• ФРАГМЕНТ ТЕКСТА:
========================================================================
Моего отца я мало помню в эти годы. Знаю лишь, что он, как и всегда, много работал, очень интересовался своей службой и, благодаря своей энергии и любви к делу, оживил ее новым, животворным дыханием. Впоследствии он сам мне не раз говорил о том, насколько интереснее и разнообразнее работа уездного предводителя дворянства, нежели губернского. Последний может, если сам себе не создаст работы, сидеть сложа руки, ограничивая свою службу приемами дворян, обедами и вообще лишь необходимым представительством. Такую чисто декоративную роль играл предшественник моего отца граф Зубов, один из крупнейших помещиков Ковенской губернии. За долгие годы своего пребывания на этом посту граф Зубов всегда лишь наездами показывался в Ковне, проводя время в одном из своих многочисленных имений.

Моя мать, попав в провинциальный город впервые, чувствовала себя сначала в Ковне очень неуютно и скучала. Потом, когда она обжилась, познакомилась с ковенским обществом, в котором оказалось много милых людей, она очень полюбила Ковну и до сих пор любит вспоминать проведенное там время как один из счастливейших периодов в своей жизни. Но тогда ей, молодой светской женщине, многое казалось смешным и скучным в тихой провинциальной глуши, после Петербурга и Москвы. Случались действительно очень забавные инциденты, рассказ о которых может теперь показаться анекдотом. Мой отец говорил моей матери, что нужно стараться составить себе кружок знакомых, приглашать к себе, развлекать, принимать общество. Послушная во всем своему мужу, мама, при первом показавшемся ей удобном случае, обратилась к какому-то господину, представившемуся ей, совсем не разбиравшейся в губернской иерархии, очень важной шишкой, с приглашением прийти на «чашку чая», на что последовал в высшей степени неожиданный ответ: «Нет, спасибо, не приду». И еще неожиданнее прозвучало объяснение в ответ на вопрос моей матери: «Почему же?» – «Да так, знаете, что-то не хотится». Потом оказалось, что это был исправник, из кантонистов, понявший, что приглашение сделано по неопытности, но не умеющий облечь свой отказ в более светскую форму.

Поступил к нам в то время лакей Казимир, нигде еще не служивший молодой парень, только что отбывший воинскую повинность. Потом он долгие годы служил у нас и умер в нашем доме, когда мой отец, уже министром, жил в Елагином дворце в Петербурге. Но в то далекое время он был абсолютно еще не отесан, и моим родителям много пришлось поработать над его воспитанием. В самом начале своей карьеры Казимир очень отличился. Ему было как-то приказано «не принимать» гостей, говоря «дома нет». Звонок. Кабинет рядом с передней, и мой отец, сидя за письменным столом, видит, к своему ужасу, через открытую дверь, отражающуюся в зеркале картину: господин входит в переднюю, а Казимир молча, ласковым движением, берет его за плечи, поворачивает и тихонько выталкивает на улицу. Моему отцу, конечно, не оставалось ничего другого, как вскочить, догнать изумленного визитера и, с извинениями, вернуть его, тогда как Казимир, качая головой, дивился барским причудам: то, мол, велят не принимать, то сами войти просят!
========================================================================
• ПРЕДОСТАВЛЕННЫЕ ЗАПИСИ:
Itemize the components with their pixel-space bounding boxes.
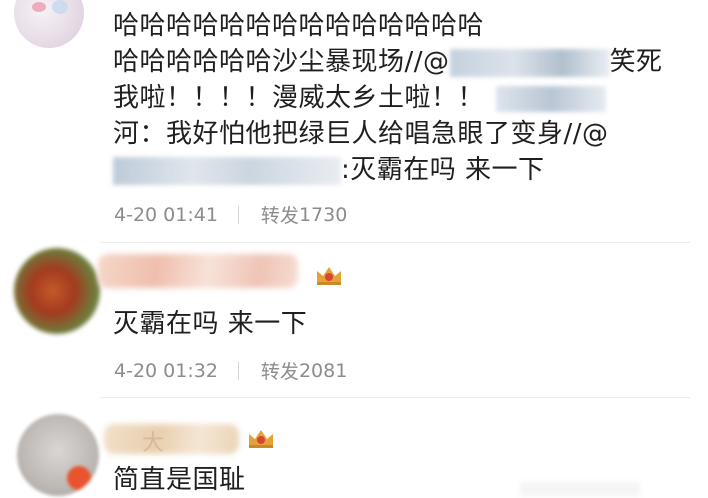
========================================================================
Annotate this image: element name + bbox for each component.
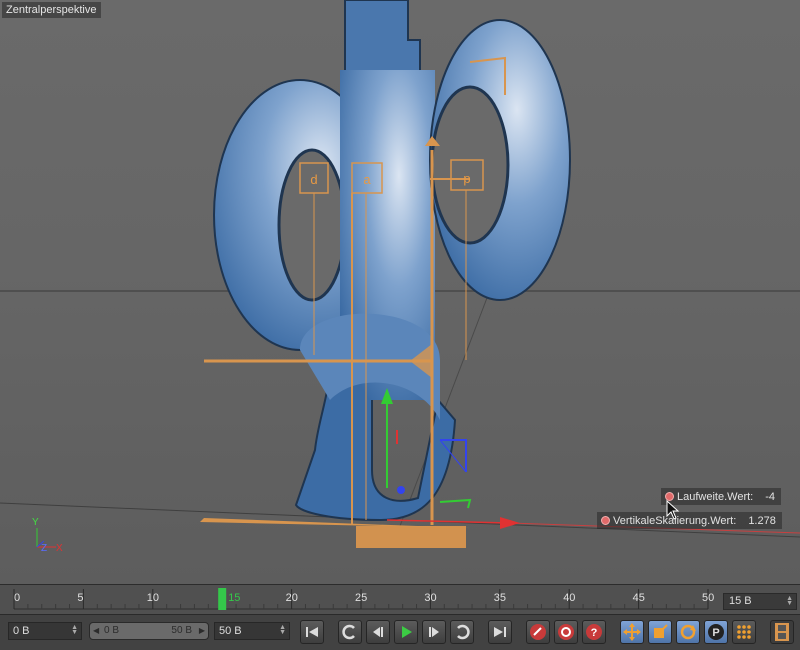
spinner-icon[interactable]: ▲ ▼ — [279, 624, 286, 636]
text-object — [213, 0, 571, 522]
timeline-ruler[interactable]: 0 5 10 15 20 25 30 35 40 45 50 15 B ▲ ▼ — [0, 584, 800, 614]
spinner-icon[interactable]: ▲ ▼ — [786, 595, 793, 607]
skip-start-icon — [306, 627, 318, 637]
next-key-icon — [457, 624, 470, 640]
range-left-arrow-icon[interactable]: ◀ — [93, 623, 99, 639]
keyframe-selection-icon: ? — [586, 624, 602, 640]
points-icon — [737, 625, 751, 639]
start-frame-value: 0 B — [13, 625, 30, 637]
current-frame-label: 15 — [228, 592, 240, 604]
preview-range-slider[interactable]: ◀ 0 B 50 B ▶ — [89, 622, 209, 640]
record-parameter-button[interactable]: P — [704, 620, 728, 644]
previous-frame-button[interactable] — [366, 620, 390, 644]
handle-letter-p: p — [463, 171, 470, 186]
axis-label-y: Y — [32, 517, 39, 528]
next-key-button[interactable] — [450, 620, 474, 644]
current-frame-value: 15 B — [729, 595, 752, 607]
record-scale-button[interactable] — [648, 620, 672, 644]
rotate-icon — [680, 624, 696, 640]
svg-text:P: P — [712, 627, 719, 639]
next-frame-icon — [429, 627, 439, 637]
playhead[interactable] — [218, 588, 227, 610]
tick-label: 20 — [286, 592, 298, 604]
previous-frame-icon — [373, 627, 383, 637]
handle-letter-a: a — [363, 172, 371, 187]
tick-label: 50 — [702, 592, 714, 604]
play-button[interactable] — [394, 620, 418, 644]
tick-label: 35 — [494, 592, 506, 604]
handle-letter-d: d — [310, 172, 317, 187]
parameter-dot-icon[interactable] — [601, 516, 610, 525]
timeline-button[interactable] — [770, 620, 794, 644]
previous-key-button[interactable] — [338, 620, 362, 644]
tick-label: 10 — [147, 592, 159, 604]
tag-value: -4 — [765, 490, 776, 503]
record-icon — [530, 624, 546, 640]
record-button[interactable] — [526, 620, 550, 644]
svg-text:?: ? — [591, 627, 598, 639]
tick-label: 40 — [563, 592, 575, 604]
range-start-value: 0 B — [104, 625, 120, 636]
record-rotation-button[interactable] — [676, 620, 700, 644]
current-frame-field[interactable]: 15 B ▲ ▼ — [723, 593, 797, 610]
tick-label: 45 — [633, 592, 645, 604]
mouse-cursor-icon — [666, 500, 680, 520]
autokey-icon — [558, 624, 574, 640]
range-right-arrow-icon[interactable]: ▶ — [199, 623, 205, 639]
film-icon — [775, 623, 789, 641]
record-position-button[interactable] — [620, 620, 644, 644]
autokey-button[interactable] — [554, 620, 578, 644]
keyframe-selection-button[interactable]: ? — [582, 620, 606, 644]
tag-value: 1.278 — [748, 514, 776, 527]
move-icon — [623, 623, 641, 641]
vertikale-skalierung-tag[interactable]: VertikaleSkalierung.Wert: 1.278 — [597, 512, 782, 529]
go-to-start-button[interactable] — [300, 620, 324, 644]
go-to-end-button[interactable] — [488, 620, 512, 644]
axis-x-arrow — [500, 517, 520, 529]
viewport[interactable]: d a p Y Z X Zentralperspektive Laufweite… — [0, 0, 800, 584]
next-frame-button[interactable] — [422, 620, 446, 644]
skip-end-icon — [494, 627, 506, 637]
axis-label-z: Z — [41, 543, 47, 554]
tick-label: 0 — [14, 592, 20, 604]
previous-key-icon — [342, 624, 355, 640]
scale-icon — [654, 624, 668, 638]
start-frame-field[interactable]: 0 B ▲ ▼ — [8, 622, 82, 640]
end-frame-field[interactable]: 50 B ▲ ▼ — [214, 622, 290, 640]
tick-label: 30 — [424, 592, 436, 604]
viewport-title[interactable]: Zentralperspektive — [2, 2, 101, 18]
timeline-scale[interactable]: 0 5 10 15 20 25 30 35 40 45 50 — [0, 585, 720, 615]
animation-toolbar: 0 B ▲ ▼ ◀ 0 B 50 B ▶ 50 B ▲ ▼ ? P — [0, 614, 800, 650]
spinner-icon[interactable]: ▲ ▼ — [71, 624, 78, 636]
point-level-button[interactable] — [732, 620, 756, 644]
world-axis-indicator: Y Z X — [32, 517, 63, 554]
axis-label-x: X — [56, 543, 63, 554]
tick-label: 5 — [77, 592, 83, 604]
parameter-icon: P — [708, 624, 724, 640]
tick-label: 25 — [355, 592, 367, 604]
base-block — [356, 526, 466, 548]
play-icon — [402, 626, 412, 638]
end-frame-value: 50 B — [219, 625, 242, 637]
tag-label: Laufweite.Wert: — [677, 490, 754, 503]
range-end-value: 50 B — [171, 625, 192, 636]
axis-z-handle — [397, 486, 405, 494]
========================================================================
Напиши продолжение воспоминаний о жизни семьи в Ковне, начав сразу после их последнего предложения.

Глава 3

Патриархальные нравы царили в милой Ковне 90-х годов XIX столетия и внешний облик города как нельзя лучше подходил к уютной жизни его обитателей.

По бокам улиц тянулись деревянные тротуары, а рядом с ними текли ручейки грязной воды, через которые были перекинуты слегка горбатые мостики. Зимой по замерзшим ручейкам лихо носились на одном коньке уличные мальчишки. Как я им завидовала! И как досадовала на Эмму Ивановну, немку, сменившую няню Колабину, за то, что она, по непонятным мне тогда причинам, не позволяла присоединиться к ним. Улицы были мощены поразительно выпуклыми булыжниками, по которым тряслись и немилосердно шумели дрожки гарнизонных офицеров, большинство еще без резиновых шин. Так же тряслись и красные, как бифштекс, щеки полковника Пыжова, когда он, к радости моей и всех гуляющих по бульвару, сам объезжал в шарабане вороного своего жеребца.

Все были знакомы друг с другом, если не лично, то все же знали, кто это, и появление нового лица на улицах возбуждало толки и пересуды. Когда брали извозчика, тот спрашивал: «Домой прикажете или в гости изволите ехать?»

Лавочки были маленькие, убогие, и выставленные в окнах товары стояли там месяцами, покрытые густым слоем пыли.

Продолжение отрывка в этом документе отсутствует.